> INPUT
--- begin ---
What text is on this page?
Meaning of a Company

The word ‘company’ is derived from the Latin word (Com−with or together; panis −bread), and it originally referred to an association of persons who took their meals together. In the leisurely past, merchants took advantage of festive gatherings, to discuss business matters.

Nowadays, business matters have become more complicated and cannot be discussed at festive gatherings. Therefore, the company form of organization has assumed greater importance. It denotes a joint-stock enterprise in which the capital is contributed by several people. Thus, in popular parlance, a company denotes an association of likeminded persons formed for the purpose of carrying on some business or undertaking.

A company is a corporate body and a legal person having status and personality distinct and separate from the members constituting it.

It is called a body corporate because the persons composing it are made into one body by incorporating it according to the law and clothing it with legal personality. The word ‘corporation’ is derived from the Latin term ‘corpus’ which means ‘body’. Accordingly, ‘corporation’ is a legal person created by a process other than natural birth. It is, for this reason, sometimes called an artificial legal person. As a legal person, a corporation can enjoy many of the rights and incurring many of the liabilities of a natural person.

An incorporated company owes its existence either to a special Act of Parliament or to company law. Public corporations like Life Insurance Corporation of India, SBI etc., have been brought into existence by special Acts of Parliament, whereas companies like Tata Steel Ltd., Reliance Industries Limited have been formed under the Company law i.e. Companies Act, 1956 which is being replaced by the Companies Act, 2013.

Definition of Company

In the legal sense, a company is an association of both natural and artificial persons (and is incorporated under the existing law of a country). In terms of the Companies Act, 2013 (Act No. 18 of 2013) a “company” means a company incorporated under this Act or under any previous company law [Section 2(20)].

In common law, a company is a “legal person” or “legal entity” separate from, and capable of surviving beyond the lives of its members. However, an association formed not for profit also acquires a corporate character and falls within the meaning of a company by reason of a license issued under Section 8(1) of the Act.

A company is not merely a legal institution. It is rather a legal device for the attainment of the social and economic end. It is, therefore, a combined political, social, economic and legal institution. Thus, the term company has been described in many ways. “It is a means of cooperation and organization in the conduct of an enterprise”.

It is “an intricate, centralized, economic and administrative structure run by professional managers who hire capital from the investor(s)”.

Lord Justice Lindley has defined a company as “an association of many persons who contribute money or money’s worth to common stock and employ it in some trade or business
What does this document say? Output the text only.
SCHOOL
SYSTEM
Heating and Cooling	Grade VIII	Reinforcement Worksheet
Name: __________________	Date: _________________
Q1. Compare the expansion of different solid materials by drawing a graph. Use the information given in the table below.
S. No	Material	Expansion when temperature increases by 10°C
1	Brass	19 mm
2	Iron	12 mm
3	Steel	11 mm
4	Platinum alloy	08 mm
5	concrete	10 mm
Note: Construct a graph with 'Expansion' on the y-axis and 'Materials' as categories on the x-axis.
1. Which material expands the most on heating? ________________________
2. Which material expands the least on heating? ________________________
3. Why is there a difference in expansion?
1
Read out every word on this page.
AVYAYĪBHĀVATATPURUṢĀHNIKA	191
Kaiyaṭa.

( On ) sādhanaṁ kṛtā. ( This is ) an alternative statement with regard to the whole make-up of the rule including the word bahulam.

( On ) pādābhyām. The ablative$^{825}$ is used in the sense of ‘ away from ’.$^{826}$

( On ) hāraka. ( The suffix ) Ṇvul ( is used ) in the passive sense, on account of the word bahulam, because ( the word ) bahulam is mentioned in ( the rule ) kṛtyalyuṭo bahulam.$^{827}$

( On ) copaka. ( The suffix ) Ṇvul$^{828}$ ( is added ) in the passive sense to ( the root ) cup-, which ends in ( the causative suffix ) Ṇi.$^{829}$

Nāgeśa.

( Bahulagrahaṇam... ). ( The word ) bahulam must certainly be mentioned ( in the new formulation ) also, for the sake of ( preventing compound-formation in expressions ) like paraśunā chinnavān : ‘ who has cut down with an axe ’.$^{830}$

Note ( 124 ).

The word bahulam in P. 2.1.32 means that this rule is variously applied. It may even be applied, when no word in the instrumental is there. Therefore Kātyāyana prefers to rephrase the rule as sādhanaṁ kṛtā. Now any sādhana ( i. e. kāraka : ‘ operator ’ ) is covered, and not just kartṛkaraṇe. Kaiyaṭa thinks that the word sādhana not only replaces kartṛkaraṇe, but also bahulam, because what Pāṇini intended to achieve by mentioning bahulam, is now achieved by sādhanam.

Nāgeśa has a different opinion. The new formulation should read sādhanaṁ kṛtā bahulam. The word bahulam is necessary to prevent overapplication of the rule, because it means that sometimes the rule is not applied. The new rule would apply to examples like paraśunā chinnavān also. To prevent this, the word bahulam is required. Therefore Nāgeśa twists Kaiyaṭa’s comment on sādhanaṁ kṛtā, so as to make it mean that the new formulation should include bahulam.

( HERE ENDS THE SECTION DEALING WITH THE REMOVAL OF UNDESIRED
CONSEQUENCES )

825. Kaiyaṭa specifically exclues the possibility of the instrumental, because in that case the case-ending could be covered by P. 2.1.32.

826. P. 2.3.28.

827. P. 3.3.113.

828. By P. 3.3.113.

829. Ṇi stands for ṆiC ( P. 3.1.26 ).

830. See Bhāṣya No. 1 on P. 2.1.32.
--- end ---
> WRITTEN INSTRUCTION
Choose all lines containing the string "text" and copy them out.

> EXERCISE RESULT
What text is on this page?
What does this document say? Output the text only.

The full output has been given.